**INSTRUCTIONS FOR THE TASK**
Gather all lines with the word "name" in them.

**DATA SHOWN**
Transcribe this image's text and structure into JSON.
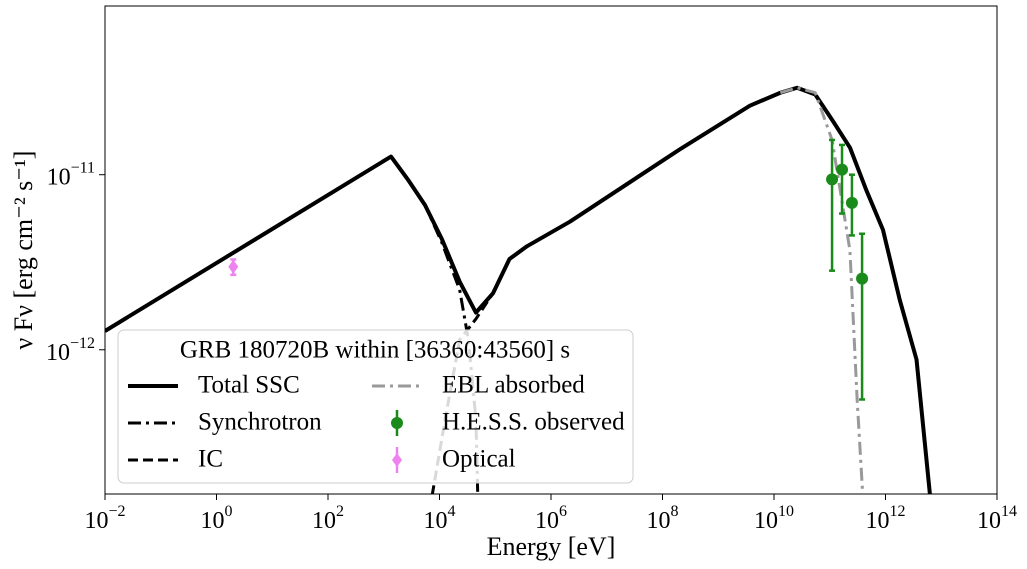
{
  "chart_data": {
    "type": "line",
    "xlabel": "Energy [eV]",
    "ylabel": "ν Fν [erg cm⁻² s⁻¹]",
    "xscale": "log",
    "yscale": "log",
    "xlim": [
      0.01,
      100000000000000.0
    ],
    "ylim": [
      1.5e-13,
      9.2e-11
    ],
    "xticks": [
      {
        "value": 0.01,
        "label": "10",
        "exponent": "−2"
      },
      {
        "value": 1,
        "label": "10",
        "exponent": "0"
      },
      {
        "value": 100,
        "label": "10",
        "exponent": "2"
      },
      {
        "value": 10000,
        "label": "10",
        "exponent": "4"
      },
      {
        "value": 1000000,
        "label": "10",
        "exponent": "6"
      },
      {
        "value": 100000000,
        "label": "10",
        "exponent": "8"
      },
      {
        "value": 10000000000,
        "label": "10",
        "exponent": "10"
      },
      {
        "value": 1000000000000,
        "label": "10",
        "exponent": "12"
      },
      {
        "value": 100000000000000,
        "label": "10",
        "exponent": "14"
      }
    ],
    "yticks": [
      {
        "value": 1e-12,
        "label": "10",
        "exponent": "−12"
      },
      {
        "value": 1e-11,
        "label": "10",
        "exponent": "−11"
      }
    ],
    "grid": false,
    "legend": {
      "title": "GRB 180720B within [36360:43560] s",
      "loc": "lower left",
      "columns": 2
    },
    "series": [
      {
        "name": "Total SSC",
        "kind": "line",
        "color": "#000000",
        "dash": "solid",
        "width": 4,
        "x": [
          0.01,
          1350,
          2700,
          5500,
          11000,
          23000,
          45000,
          91000,
          180000,
          370000,
          2200000,
          200000000,
          3700000000,
          13000000000,
          26000000000,
          55000000000,
          110000000000,
          230000000000,
          450000000000,
          900000000000,
          1800000000000,
          3600000000000,
          7100000000000
        ],
        "values": [
          1.28e-12,
          1.27e-11,
          9.4e-12,
          6.7e-12,
          4.3e-12,
          2.45e-12,
          1.63e-12,
          2.1e-12,
          3.3e-12,
          3.9e-12,
          5.4e-12,
          1.39e-11,
          2.48e-11,
          2.94e-11,
          3.14e-11,
          2.87e-11,
          2.06e-11,
          1.43e-11,
          8.2e-12,
          4.85e-12,
          1.93e-12,
          8.8e-13,
          1e-13
        ]
      },
      {
        "name": "Synchrotron",
        "kind": "line",
        "color": "#000000",
        "dash": "dashdot",
        "width": 3,
        "x": [
          0.01,
          1350,
          2700,
          5500,
          11000,
          23000,
          33000,
          45000,
          50000
        ],
        "values": [
          1.28e-12,
          1.27e-11,
          9.4e-12,
          6.7e-12,
          4.1e-12,
          2.2e-12,
          1.14e-12,
          4e-13,
          1e-13
        ]
      },
      {
        "name": "IC",
        "kind": "line",
        "color": "#000000",
        "dash": "dashed",
        "width": 3,
        "x": [
          6000,
          12600,
          23000,
          45000,
          91000,
          180000,
          370000,
          2200000,
          200000000,
          3700000000,
          13000000000,
          26000000000,
          55000000000,
          110000000000,
          230000000000,
          450000000000,
          900000000000,
          1800000000000,
          3600000000000,
          7100000000000
        ],
        "values": [
          1e-13,
          4e-13,
          1.14e-12,
          1.5e-12,
          2.1e-12,
          3.3e-12,
          3.9e-12,
          5.4e-12,
          1.39e-11,
          2.48e-11,
          2.94e-11,
          3.14e-11,
          2.87e-11,
          2.06e-11,
          1.43e-11,
          8.2e-12,
          4.85e-12,
          1.93e-12,
          8.8e-13,
          1e-13
        ]
      },
      {
        "name": "EBL absorbed",
        "kind": "line",
        "color": "#999999",
        "dash": "dashdot",
        "width": 3,
        "x": [
          13000000000,
          26000000000,
          55000000000,
          110000000000,
          230000000000,
          310000000000,
          420000000000
        ],
        "values": [
          2.94e-11,
          3.14e-11,
          2.94e-11,
          1.58e-11,
          3.7e-12,
          5.2e-13,
          1e-13
        ]
      },
      {
        "name": "H.E.S.S. observed",
        "kind": "errorbar",
        "marker": "circle",
        "color": "#1a8a1a",
        "x": [
          110000000000,
          166000000000,
          250000000000,
          380000000000
        ],
        "values": [
          9.4e-12,
          1.07e-11,
          6.9e-12,
          2.55e-12
        ],
        "yerr_low": [
          6.57e-12,
          4.7e-12,
          2.4e-12,
          2.03e-12
        ],
        "yerr_high": [
          6.4e-12,
          4.1e-12,
          3.1e-12,
          2.05e-12
        ]
      },
      {
        "name": "Optical",
        "kind": "errorbar",
        "marker": "diamond",
        "color": "#ee82ee",
        "x": [
          2
        ],
        "values": [
          2.98e-12
        ],
        "yerr_low": [
          3e-13
        ],
        "yerr_high": [
          3e-13
        ]
      }
    ]
  }
}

**SOLUTION TO THE PROBLEM**
        "name": "Total SSC",
        "name": "Synchrotron",
        "name": "IC",
        "name": "EBL absorbed",
        "name": "H.E.S.S. observed",
        "name": "Optical",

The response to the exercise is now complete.